== Data to process ==

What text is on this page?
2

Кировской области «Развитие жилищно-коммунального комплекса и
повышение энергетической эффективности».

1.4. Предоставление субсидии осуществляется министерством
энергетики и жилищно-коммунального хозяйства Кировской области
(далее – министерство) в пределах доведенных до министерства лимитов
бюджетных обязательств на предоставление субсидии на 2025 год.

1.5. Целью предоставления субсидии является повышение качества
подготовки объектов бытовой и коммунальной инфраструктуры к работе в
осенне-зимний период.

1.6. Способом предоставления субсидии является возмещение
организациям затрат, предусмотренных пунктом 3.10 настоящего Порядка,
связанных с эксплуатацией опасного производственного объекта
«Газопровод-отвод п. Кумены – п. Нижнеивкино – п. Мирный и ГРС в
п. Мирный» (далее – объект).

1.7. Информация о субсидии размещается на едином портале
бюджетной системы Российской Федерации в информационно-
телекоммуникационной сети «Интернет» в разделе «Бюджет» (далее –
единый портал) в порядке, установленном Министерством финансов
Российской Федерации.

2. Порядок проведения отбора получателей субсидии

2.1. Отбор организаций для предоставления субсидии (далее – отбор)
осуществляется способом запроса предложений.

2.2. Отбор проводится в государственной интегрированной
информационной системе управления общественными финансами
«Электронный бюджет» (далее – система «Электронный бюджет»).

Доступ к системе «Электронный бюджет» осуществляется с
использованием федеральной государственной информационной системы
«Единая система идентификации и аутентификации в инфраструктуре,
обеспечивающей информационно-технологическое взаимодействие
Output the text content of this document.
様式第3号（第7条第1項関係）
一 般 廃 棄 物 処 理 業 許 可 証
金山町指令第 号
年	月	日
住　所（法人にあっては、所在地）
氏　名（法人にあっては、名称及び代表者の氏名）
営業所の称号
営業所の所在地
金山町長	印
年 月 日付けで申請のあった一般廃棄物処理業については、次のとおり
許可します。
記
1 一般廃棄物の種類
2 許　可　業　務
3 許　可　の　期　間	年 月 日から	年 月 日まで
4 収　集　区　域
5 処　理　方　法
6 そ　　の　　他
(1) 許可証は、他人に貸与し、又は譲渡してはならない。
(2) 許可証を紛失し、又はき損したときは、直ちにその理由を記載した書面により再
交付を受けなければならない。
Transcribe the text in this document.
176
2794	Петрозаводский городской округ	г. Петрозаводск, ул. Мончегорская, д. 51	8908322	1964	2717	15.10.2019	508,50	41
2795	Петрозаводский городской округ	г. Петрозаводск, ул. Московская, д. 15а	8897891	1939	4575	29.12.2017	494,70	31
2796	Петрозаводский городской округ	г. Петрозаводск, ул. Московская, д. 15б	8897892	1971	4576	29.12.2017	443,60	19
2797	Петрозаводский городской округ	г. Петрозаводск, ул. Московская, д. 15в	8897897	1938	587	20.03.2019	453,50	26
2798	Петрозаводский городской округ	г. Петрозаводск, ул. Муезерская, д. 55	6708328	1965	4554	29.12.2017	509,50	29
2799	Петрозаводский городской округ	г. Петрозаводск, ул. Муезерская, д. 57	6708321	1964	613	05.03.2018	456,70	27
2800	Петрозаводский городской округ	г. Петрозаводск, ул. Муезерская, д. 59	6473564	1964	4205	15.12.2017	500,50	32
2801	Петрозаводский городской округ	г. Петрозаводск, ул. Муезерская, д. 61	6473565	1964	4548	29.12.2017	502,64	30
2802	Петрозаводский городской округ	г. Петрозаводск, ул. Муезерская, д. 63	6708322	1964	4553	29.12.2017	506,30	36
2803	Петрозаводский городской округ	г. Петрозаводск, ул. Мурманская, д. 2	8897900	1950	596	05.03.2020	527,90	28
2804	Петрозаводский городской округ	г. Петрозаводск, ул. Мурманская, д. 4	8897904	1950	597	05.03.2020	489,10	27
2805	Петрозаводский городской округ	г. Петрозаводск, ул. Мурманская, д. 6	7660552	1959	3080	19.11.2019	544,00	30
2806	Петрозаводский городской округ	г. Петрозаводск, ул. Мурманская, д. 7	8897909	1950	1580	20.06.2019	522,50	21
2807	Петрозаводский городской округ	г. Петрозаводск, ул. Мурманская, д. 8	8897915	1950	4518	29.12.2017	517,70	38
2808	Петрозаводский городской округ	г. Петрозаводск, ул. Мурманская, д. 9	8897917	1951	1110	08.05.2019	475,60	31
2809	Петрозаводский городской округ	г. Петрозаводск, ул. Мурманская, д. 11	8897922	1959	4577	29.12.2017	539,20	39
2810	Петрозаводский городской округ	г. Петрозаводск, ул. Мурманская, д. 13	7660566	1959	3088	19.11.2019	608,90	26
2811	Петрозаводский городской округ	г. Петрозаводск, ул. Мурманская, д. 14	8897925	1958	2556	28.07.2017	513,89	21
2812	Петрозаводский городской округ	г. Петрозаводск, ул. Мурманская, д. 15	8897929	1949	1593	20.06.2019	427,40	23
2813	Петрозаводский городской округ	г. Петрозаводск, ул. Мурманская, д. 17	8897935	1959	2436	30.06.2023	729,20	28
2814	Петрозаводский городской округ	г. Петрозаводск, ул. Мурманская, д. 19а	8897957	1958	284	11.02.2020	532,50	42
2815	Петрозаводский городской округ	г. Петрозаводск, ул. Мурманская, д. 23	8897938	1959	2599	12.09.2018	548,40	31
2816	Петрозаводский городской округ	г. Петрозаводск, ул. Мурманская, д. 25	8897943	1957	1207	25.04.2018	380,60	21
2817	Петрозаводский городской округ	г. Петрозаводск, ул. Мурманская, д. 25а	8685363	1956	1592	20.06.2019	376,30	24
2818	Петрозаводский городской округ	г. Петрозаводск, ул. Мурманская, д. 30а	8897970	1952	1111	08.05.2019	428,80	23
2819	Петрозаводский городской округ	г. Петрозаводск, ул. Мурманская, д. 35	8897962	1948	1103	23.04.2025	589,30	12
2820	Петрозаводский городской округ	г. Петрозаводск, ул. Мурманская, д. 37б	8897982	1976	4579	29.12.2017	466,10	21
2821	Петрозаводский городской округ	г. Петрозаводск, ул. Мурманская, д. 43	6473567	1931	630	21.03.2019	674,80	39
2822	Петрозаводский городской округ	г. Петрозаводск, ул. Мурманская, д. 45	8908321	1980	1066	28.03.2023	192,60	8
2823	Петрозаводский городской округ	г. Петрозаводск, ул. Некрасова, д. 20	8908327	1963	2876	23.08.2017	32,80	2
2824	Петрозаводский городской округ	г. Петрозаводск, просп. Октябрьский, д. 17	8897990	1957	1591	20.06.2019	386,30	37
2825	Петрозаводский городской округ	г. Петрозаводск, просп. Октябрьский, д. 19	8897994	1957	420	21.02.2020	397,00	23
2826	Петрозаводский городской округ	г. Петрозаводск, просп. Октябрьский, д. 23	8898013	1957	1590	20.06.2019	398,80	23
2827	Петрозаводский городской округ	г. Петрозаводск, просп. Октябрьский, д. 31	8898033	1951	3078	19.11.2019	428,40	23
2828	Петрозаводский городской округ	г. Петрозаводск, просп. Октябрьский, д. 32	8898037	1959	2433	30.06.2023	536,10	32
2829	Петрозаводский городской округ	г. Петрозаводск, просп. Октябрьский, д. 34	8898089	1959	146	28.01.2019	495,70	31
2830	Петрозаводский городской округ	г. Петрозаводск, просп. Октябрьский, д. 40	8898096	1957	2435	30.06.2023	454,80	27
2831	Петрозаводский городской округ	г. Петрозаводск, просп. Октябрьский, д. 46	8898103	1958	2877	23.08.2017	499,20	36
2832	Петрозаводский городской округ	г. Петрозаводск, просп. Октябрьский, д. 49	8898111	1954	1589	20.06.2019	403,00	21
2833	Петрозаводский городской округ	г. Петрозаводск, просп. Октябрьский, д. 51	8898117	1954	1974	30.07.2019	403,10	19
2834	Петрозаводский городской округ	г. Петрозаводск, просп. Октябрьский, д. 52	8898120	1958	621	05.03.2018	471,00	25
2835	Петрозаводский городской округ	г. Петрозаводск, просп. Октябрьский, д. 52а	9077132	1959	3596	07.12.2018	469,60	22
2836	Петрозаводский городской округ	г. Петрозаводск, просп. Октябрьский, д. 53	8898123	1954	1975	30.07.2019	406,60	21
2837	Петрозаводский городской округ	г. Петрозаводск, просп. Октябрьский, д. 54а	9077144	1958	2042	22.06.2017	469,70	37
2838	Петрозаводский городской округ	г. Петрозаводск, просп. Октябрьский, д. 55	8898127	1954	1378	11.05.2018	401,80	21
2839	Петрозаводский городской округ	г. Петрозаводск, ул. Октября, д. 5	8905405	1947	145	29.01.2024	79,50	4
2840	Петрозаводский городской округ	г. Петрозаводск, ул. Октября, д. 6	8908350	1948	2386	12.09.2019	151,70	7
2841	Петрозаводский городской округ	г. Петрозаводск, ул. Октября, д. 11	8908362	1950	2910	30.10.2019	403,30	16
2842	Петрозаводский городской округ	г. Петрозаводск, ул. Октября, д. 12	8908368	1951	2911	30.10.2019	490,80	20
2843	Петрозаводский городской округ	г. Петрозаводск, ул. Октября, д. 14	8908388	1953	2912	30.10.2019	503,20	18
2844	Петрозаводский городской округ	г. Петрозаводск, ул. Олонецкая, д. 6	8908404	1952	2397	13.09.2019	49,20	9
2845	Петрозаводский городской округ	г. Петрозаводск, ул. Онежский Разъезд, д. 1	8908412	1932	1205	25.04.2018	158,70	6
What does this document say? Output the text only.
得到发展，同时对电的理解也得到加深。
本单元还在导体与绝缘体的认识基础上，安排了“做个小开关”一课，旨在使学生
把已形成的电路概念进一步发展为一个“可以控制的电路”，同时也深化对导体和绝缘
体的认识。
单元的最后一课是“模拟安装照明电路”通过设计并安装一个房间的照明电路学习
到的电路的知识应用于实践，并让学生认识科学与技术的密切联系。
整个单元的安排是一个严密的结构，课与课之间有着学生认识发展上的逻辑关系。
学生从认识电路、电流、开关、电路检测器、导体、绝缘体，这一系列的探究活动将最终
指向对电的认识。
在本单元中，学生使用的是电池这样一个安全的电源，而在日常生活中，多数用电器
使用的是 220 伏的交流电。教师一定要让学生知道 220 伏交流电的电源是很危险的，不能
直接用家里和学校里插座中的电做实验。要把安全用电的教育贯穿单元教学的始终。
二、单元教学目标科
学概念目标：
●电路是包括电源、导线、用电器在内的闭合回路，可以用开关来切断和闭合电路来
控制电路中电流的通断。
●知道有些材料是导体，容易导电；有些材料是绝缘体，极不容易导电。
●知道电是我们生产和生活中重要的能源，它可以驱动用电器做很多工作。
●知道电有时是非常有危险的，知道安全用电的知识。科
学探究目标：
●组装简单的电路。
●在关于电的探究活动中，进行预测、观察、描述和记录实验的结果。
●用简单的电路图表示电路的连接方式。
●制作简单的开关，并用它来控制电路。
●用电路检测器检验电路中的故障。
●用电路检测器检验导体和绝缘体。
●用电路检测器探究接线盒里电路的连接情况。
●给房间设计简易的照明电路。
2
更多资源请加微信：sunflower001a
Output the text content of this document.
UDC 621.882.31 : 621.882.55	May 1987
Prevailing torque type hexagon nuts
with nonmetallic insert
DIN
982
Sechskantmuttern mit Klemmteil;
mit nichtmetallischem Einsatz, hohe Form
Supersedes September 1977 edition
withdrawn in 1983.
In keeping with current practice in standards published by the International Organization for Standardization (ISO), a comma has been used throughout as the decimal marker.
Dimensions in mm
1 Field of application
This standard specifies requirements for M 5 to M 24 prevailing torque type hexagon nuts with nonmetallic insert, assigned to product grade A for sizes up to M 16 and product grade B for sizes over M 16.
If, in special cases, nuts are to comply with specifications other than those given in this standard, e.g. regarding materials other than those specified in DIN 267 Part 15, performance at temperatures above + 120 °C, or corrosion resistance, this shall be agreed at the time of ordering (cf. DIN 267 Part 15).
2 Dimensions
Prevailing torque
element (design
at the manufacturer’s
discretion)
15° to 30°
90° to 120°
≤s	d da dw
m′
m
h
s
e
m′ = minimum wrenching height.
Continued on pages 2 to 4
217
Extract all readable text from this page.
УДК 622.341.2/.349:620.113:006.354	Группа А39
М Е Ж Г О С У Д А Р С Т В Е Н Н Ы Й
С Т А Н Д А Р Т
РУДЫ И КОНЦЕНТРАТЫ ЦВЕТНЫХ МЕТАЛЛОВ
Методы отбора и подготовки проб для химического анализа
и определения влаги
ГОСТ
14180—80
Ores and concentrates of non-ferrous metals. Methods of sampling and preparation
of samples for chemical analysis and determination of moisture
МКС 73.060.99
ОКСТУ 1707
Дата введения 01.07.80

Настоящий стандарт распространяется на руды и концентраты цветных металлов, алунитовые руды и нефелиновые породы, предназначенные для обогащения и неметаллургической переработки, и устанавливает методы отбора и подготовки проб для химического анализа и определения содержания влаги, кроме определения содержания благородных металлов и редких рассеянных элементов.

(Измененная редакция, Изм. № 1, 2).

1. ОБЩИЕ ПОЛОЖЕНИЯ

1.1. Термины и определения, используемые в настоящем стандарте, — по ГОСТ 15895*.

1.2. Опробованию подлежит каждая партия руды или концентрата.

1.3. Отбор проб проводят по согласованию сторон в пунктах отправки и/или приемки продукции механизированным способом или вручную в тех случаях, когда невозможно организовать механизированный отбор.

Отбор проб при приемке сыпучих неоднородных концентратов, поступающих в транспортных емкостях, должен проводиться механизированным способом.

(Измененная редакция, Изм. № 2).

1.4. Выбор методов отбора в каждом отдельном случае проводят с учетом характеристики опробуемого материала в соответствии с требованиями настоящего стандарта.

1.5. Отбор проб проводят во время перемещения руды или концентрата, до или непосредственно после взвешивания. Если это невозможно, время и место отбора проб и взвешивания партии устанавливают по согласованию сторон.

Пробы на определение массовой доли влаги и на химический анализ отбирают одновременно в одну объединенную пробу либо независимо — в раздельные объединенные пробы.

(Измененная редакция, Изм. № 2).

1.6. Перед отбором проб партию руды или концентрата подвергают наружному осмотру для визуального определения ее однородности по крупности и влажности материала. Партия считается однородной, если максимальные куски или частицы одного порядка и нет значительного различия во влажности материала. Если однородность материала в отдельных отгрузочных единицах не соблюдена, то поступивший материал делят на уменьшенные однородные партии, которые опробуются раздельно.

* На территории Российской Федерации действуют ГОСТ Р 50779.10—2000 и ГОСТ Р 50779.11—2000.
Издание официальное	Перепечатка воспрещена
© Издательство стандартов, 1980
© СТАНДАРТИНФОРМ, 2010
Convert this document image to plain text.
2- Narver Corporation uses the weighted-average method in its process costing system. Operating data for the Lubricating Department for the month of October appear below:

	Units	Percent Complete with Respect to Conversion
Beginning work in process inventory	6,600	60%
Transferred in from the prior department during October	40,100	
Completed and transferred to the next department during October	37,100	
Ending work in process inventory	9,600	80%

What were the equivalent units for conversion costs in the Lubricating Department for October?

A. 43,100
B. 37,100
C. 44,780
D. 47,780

== Written problem ==
Make a copy of each line that contains the string "Lubricating".

== Exercise result ==
2- Narver Corporation uses the weighted-average method in its process costing system. Operating data for the Lubricating Department for the month of October appear below:
What were the equivalent units for conversion costs in the Lubricating Department for October?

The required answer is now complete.